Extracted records
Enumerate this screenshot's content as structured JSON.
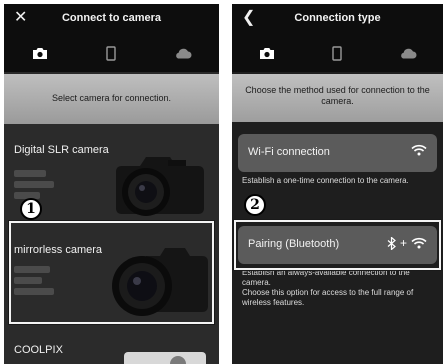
{
  "screen1": {
    "title": "Connect to camera",
    "close_glyph": "✕",
    "tabs": [
      {
        "icon": "camera-icon",
        "active": true
      },
      {
        "icon": "smartphone-icon",
        "active": false
      },
      {
        "icon": "cloud-icon",
        "active": false
      }
    ],
    "prompt": "Select camera for connection.",
    "cameras": [
      {
        "label": "Digital SLR camera"
      },
      {
        "label": "mirrorless camera"
      },
      {
        "label": "COOLPIX"
      }
    ],
    "callout": "1"
  },
  "screen2": {
    "title": "Connection type",
    "back_glyph": "❮",
    "tabs": [
      {
        "icon": "camera-icon",
        "active": true
      },
      {
        "icon": "smartphone-icon",
        "active": false
      },
      {
        "icon": "cloud-icon",
        "active": false
      }
    ],
    "prompt": "Choose the method used for connection to the camera.",
    "options": [
      {
        "label": "Wi-Fi connection",
        "description": "Establish a one-time connection to the camera."
      },
      {
        "label": "Pairing (Bluetooth)",
        "plus": "+",
        "description": "Establish an always-available connection to the camera.\nChoose this option for access to the full range of wireless features."
      }
    ],
    "callout": "2"
  },
  "colors": {
    "topbar": "#0d0d0d",
    "body": "#2b2b2b",
    "option_bg": "#5b5b5b",
    "highlight": "#f4f4f4"
  }
}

> _Task requirements_
Every line should be retyped exactly, with the pictures omitted.

> _Result below_
Enumerate this screenshot's content as structured JSON.
{
  "screen1": {
    "title": "Connect to camera",
    "close_glyph": "✕",
    "tabs": [
      {
        "icon": "camera-icon",
        "active": true
      },
      {
        "icon": "smartphone-icon",
        "active": false
      },
      {
        "icon": "cloud-icon",
        "active": false
      }
    ],
    "prompt": "Select camera for connection.",
    "cameras": [
      {
        "label": "Digital SLR camera"
      },
      {
        "label": "mirrorless camera"
      },
      {
        "label": "COOLPIX"
      }
    ],
    "callout": "1"
  },
  "screen2": {
    "title": "Connection type",
    "back_glyph": "❮",
    "tabs": [
      {
        "icon": "camera-icon",
        "active": true
      },
      {
        "icon": "smartphone-icon",
        "active": false
      },
      {
        "icon": "cloud-icon",
        "active": false
      }
    ],
    "prompt": "Choose the method used for connection to the camera.",
    "options": [
      {
        "label": "Wi-Fi connection",
        "description": "Establish a one-time connection to the camera."
      },
      {
        "label": "Pairing (Bluetooth)",
        "plus": "+",
        "description": "Establish an always-available connection to the camera.\nChoose this option for access to the full range of wireless features."
      }
    ],
    "callout": "2"
  },
  "colors": {
    "topbar": "#0d0d0d",
    "body": "#2b2b2b",
    "option_bg": "#5b5b5b",
    "highlight": "#f4f4f4"
  }
}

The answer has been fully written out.